- [EXERCISE DIRECTIONS]:
Across the entries that follow, how many lines have the word "subscript" in them? Give only the number.
*** Opening of TASK INPUT ***
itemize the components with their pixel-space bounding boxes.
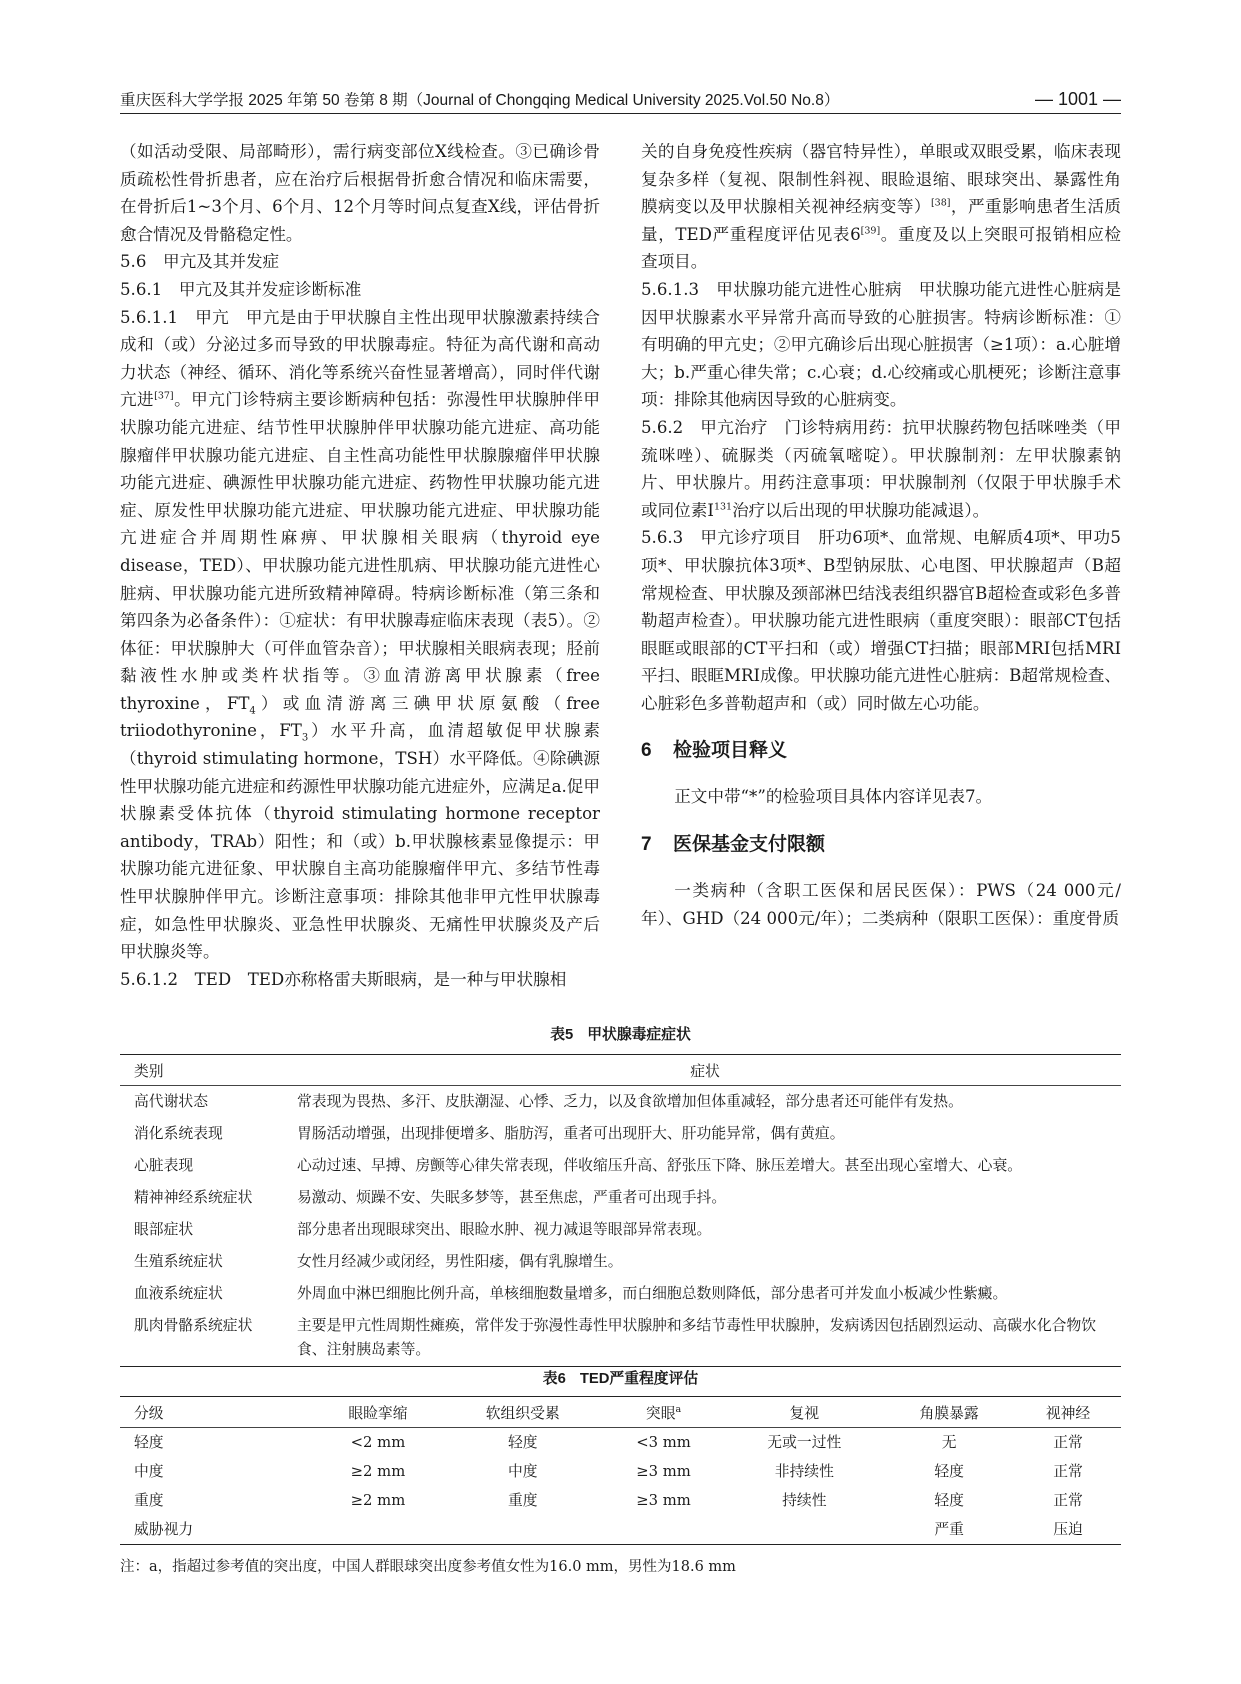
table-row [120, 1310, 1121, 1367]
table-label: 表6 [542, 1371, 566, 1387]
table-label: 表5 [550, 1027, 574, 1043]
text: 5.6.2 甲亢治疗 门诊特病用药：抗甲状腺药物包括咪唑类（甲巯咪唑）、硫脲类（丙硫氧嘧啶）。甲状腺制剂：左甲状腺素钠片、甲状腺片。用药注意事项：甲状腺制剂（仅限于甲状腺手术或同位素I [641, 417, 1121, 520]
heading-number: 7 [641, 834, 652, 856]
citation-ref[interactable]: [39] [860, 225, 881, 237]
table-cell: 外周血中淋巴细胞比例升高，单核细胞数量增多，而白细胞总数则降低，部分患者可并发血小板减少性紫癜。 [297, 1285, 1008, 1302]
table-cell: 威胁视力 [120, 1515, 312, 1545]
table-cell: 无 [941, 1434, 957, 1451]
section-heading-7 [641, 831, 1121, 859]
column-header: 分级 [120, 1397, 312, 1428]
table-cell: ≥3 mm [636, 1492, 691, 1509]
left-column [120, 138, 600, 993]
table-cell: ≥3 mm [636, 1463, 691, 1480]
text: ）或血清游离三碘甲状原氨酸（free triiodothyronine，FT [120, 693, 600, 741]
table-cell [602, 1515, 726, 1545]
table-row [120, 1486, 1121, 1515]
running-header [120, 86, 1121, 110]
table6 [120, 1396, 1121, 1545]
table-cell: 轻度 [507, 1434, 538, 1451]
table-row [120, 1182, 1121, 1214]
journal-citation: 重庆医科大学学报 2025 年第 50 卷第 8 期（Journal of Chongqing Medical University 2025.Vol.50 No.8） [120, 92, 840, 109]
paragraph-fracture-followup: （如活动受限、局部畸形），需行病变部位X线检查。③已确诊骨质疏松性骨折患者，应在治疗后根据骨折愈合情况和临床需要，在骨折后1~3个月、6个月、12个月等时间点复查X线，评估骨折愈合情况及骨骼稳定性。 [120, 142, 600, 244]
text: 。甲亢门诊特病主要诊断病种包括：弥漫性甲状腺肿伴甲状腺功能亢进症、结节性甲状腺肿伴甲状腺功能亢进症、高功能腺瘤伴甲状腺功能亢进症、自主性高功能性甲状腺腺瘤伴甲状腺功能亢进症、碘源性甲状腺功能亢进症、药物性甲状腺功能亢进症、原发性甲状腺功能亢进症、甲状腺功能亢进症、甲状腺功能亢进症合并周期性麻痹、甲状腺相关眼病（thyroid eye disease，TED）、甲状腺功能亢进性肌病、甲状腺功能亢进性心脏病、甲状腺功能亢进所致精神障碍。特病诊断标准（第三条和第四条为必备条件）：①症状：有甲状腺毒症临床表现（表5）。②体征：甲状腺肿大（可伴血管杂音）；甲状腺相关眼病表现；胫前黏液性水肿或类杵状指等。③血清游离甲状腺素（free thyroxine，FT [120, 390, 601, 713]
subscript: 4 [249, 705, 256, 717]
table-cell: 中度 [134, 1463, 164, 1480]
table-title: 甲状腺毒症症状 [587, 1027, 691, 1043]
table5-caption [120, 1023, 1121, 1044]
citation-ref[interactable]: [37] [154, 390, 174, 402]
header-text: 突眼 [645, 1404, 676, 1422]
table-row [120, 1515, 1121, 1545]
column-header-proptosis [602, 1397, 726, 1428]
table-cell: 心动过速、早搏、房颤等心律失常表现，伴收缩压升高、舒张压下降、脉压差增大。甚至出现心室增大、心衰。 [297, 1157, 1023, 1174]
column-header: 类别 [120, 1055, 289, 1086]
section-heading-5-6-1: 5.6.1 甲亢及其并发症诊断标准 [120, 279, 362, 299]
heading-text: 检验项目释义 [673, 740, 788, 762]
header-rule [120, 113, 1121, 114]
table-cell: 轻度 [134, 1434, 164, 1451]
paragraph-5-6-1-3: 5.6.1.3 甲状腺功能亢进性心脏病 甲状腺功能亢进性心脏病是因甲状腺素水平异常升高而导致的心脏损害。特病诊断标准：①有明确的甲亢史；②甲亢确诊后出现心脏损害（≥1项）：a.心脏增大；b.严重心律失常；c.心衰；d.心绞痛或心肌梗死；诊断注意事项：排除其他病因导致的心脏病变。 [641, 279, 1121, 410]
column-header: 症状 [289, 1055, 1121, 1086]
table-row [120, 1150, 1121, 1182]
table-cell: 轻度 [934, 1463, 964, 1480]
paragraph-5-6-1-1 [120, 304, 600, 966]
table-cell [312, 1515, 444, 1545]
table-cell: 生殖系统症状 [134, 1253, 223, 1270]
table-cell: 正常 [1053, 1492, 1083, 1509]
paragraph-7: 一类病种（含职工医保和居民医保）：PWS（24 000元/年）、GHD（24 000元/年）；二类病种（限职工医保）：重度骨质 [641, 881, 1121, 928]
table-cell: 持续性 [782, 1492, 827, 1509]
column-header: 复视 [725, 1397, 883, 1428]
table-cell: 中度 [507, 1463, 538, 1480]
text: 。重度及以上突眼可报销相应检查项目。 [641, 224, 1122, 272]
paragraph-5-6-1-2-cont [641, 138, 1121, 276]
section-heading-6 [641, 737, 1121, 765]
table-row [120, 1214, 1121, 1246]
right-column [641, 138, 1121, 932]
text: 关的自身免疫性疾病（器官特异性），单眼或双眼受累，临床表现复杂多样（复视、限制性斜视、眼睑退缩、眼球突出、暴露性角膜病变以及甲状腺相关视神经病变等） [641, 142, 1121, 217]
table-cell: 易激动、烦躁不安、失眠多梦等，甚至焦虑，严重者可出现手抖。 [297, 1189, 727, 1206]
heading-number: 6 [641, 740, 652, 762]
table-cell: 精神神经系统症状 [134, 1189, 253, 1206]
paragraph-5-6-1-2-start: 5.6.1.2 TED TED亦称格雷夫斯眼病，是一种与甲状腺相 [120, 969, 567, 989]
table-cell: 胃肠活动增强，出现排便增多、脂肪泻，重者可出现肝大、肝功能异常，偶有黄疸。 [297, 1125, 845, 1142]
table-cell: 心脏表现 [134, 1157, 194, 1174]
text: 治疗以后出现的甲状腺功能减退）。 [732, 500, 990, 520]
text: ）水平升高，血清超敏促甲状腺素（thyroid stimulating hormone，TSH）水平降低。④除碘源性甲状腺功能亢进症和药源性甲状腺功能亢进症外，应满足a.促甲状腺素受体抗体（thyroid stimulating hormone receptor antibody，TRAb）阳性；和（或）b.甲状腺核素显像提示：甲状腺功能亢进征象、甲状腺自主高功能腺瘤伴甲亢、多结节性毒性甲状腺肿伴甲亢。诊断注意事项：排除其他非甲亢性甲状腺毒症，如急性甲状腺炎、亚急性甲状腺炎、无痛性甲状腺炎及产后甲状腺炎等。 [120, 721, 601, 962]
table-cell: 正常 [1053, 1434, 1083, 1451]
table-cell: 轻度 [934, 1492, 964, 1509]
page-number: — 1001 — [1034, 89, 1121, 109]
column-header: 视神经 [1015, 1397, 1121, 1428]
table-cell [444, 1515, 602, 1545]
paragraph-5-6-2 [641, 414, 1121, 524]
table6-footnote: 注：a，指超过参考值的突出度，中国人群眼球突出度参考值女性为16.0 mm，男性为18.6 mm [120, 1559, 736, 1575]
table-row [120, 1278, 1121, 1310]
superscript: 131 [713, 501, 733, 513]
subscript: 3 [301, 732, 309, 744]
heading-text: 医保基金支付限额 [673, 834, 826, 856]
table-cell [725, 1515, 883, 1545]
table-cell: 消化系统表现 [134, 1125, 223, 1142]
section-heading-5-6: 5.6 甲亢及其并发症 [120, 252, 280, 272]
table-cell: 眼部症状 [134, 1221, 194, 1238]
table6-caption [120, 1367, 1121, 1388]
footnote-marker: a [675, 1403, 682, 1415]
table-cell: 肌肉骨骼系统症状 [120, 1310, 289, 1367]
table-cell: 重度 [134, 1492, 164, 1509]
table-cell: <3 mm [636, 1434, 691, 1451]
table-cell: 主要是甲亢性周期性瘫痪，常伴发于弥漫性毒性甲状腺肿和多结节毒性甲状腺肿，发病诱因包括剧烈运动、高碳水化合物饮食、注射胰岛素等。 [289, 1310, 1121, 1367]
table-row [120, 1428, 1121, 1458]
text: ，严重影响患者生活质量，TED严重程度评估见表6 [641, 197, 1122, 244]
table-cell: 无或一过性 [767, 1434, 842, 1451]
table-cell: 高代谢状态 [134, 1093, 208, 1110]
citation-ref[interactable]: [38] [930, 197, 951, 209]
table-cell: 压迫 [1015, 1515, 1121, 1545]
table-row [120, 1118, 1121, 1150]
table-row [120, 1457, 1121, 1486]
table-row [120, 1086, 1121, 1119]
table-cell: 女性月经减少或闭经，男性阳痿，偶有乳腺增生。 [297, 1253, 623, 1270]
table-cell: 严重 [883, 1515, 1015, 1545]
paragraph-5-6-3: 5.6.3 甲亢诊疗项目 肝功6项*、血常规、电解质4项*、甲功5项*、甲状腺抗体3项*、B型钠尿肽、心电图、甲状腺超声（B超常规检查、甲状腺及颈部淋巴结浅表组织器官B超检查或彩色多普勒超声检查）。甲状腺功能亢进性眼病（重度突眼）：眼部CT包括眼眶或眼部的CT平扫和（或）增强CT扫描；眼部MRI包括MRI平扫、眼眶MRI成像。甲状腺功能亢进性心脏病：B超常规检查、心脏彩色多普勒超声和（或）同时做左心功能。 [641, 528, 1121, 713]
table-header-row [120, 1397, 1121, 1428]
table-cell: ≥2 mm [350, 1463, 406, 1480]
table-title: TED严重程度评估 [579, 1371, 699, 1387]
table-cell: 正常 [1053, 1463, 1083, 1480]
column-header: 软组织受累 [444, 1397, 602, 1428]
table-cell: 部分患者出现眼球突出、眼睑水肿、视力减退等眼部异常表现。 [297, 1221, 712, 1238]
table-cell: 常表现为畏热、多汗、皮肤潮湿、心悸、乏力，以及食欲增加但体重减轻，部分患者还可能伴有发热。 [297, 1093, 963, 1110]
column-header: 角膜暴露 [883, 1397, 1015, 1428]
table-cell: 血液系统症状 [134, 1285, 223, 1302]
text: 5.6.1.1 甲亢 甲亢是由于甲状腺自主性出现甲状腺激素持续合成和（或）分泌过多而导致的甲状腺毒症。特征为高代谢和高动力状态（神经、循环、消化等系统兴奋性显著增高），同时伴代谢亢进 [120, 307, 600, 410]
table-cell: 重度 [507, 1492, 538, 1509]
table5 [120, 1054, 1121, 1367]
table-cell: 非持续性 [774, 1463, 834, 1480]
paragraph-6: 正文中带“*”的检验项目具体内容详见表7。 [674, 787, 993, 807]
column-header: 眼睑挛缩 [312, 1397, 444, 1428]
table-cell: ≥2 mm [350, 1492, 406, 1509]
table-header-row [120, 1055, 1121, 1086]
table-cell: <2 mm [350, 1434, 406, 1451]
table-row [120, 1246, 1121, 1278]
*** Close of TASK INPUT ***
- [YOUR SOLUTION]:
2